SET EXERCISE: Check every line of the material below for the string "stays", and return the ones that have it.

DATA SHOWN:
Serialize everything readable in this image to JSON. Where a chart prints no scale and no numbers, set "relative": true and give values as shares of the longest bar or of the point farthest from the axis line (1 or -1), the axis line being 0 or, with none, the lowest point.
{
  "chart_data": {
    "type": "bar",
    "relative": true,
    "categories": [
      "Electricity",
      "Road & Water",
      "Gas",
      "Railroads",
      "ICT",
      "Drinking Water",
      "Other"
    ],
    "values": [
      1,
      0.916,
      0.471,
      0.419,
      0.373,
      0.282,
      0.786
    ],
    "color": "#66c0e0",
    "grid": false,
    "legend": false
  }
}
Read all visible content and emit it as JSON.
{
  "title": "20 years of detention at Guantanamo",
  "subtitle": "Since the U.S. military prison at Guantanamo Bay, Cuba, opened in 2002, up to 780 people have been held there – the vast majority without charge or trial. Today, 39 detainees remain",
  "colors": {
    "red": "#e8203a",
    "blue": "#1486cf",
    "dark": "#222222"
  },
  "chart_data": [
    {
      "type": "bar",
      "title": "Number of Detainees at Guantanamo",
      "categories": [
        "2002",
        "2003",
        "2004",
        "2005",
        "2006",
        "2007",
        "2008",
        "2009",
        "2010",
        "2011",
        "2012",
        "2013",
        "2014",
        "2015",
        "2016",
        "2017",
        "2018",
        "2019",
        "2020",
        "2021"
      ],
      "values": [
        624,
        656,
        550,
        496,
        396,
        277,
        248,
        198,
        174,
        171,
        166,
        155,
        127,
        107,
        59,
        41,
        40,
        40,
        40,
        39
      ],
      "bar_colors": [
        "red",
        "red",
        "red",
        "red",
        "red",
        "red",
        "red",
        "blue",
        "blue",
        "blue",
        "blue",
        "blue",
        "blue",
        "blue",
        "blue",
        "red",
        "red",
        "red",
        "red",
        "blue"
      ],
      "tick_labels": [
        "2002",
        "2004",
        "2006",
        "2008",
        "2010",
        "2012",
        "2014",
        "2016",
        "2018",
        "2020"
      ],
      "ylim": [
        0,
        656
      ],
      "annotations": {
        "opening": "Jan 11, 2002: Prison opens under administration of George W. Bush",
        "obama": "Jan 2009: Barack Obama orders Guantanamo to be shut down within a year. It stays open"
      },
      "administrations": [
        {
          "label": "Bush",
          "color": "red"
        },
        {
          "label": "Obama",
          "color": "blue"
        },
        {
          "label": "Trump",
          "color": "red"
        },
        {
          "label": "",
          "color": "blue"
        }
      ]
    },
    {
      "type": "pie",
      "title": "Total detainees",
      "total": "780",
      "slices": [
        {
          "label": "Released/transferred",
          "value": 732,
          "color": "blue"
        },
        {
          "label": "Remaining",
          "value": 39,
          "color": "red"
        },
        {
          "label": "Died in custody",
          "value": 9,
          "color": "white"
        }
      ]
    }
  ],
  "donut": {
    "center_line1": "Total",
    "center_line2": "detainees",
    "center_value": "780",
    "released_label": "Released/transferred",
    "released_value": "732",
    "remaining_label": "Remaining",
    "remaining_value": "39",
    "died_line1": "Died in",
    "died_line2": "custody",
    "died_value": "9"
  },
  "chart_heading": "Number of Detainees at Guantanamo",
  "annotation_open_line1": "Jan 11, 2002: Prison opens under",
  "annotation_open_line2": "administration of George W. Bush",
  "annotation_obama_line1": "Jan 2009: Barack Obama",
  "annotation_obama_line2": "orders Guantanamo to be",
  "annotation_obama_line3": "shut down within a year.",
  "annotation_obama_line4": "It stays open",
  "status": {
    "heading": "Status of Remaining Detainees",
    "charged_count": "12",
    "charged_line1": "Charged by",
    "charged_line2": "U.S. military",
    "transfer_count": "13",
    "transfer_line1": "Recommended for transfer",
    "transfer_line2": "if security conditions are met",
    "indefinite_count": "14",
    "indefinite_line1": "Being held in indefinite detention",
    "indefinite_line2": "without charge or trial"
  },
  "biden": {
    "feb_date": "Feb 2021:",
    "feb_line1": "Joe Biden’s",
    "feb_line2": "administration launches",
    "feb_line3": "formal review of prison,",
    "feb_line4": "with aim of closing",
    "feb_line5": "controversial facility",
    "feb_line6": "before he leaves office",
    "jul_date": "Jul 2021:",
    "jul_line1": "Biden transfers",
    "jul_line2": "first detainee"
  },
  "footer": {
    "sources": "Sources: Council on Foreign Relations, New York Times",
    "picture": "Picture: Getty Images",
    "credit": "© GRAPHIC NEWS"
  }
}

FINAL RESULT:
        "obama": "Jan 2009: Barack Obama orders Guantanamo to be shut down within a year. It stays open"
  "annotation_obama_line4": "It stays open",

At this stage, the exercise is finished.